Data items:
================
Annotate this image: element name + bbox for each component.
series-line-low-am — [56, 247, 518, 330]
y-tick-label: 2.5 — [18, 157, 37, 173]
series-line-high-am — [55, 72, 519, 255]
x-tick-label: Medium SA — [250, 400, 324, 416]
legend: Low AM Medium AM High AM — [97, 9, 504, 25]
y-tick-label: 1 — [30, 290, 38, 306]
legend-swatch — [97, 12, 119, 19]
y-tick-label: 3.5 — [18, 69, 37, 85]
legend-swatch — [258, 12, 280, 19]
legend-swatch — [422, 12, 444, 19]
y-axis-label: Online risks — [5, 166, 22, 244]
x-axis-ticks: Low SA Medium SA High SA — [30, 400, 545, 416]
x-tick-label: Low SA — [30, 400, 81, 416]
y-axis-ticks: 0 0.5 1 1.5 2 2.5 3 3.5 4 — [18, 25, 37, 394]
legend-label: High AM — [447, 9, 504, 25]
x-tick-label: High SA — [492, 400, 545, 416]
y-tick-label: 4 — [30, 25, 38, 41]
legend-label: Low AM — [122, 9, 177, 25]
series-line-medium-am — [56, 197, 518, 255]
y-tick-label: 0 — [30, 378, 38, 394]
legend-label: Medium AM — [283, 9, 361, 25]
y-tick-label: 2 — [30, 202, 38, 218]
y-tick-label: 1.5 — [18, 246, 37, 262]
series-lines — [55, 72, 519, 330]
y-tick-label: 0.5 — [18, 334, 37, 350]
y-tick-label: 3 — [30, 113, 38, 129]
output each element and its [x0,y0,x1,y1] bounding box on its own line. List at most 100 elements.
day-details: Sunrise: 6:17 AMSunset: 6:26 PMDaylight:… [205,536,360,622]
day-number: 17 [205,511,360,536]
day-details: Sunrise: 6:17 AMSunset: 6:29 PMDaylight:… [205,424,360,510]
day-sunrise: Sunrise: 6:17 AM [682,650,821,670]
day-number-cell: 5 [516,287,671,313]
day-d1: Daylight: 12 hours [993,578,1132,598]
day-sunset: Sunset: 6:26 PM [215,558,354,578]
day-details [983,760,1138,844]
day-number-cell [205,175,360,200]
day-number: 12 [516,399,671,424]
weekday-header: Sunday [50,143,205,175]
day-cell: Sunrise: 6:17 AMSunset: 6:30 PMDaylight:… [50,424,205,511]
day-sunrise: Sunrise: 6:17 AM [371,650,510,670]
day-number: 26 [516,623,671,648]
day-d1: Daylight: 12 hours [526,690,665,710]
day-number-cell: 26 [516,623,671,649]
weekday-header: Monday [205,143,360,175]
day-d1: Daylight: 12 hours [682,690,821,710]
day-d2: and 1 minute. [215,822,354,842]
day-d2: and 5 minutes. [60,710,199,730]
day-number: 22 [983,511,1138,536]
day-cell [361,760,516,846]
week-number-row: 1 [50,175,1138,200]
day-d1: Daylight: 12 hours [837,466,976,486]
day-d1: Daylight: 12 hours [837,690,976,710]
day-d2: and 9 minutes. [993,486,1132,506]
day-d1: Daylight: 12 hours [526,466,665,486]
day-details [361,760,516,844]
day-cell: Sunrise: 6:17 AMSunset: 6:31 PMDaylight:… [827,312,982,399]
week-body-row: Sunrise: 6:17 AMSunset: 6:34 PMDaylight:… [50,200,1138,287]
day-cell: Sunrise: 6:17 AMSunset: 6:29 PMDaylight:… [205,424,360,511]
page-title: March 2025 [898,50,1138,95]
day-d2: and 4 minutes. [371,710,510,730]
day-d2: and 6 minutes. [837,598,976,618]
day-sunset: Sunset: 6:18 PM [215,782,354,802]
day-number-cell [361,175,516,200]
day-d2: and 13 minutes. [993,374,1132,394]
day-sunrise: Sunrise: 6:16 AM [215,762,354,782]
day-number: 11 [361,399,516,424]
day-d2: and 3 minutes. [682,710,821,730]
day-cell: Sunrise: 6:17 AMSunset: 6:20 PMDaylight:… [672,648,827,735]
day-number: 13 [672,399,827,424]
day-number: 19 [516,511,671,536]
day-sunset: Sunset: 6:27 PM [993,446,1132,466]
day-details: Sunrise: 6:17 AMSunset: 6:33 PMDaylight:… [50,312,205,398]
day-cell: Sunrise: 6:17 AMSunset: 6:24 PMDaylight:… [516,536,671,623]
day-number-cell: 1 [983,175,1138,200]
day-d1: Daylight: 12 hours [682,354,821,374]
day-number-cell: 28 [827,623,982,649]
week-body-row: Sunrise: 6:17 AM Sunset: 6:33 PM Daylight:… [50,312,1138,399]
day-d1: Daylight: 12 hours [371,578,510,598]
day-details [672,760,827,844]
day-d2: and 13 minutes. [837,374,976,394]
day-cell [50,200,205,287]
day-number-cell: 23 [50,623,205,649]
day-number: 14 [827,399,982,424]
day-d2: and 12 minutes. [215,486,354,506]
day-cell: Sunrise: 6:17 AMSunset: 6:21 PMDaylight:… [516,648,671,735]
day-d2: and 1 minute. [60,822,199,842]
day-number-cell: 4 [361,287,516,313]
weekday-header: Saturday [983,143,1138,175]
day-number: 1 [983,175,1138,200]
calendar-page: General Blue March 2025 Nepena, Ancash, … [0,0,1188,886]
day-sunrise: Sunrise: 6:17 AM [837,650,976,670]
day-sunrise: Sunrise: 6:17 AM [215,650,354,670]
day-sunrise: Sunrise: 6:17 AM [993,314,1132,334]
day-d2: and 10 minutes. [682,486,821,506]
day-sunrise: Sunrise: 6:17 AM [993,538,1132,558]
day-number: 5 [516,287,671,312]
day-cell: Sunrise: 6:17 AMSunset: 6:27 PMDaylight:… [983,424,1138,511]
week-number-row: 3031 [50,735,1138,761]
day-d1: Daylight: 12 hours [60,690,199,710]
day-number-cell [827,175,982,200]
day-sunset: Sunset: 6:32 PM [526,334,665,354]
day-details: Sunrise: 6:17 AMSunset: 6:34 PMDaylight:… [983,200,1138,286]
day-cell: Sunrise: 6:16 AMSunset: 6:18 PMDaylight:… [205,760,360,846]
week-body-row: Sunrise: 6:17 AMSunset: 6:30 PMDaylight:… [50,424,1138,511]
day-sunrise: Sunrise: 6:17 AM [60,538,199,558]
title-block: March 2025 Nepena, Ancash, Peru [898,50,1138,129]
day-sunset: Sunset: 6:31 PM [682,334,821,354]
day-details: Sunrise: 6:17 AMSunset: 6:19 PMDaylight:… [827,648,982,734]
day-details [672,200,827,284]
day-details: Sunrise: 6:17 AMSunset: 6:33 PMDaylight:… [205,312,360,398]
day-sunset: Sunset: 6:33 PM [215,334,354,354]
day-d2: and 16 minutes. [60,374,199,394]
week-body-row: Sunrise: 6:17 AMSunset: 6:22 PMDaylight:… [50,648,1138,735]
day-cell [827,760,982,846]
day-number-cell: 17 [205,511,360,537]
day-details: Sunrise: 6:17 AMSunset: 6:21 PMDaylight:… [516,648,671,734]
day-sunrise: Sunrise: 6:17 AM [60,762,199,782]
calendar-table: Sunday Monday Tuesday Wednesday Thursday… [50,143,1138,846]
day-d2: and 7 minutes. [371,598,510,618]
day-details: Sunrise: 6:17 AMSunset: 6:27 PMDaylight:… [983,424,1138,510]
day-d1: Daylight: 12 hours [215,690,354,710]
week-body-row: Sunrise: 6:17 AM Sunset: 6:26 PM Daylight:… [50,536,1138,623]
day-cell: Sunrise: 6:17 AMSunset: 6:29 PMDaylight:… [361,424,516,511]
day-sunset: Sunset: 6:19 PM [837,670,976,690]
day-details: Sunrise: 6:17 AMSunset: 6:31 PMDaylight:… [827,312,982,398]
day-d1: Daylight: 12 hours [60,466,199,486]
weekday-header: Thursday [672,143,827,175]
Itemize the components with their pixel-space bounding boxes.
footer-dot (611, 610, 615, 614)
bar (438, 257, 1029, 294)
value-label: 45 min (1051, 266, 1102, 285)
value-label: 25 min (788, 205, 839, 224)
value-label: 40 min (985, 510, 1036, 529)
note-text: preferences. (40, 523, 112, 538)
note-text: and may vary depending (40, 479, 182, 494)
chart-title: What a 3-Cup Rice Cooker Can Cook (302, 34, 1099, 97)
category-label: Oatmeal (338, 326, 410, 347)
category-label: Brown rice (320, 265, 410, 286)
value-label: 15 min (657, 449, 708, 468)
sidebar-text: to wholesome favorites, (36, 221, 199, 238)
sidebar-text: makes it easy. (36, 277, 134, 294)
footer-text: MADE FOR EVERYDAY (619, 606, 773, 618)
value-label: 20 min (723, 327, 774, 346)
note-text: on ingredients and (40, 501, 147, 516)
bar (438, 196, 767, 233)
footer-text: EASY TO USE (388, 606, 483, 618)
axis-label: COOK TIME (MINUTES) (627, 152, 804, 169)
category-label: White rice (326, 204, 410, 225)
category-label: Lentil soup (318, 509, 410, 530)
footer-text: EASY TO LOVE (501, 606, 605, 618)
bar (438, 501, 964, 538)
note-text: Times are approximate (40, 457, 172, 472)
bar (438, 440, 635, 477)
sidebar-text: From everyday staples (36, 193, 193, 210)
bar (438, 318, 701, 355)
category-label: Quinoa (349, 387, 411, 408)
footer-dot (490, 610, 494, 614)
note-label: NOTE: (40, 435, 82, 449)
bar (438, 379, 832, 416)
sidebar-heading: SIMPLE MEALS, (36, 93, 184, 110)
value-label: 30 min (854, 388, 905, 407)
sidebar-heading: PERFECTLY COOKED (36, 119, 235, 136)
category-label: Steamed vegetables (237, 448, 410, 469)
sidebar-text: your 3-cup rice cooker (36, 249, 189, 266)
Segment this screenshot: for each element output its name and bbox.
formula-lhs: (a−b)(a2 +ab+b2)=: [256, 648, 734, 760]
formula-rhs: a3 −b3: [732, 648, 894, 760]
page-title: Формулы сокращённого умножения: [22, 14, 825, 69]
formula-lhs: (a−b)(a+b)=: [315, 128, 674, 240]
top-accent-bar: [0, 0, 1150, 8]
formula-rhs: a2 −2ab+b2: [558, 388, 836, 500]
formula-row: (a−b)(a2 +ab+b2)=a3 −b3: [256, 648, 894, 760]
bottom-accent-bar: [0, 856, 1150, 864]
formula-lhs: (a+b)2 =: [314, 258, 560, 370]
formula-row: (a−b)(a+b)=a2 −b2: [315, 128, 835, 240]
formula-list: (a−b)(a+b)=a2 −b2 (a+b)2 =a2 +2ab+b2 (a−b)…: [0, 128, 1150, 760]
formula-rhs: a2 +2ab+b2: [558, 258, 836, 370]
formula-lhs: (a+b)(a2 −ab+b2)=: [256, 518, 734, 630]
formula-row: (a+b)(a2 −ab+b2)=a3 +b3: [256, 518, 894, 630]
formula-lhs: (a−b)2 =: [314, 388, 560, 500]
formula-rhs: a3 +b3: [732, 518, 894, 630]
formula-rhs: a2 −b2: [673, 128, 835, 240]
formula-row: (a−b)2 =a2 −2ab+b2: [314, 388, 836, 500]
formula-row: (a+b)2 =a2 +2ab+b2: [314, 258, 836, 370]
================
◆ Directions
Rewrite the data from its first line through the line that contains "y-tick-label: 1 — [30, 290, 38, 306]", changing "legend" to "key" and keeping everything else the same.

◆ Exercise response
Annotate this image: element name + bbox for each component.
series-line-low-am — [56, 247, 518, 330]
y-tick-label: 2.5 — [18, 157, 37, 173]
series-line-high-am — [55, 72, 519, 255]
x-tick-label: Medium SA — [250, 400, 324, 416]
key: Low AM Medium AM High AM — [97, 9, 504, 25]
y-tick-label: 1 — [30, 290, 38, 306]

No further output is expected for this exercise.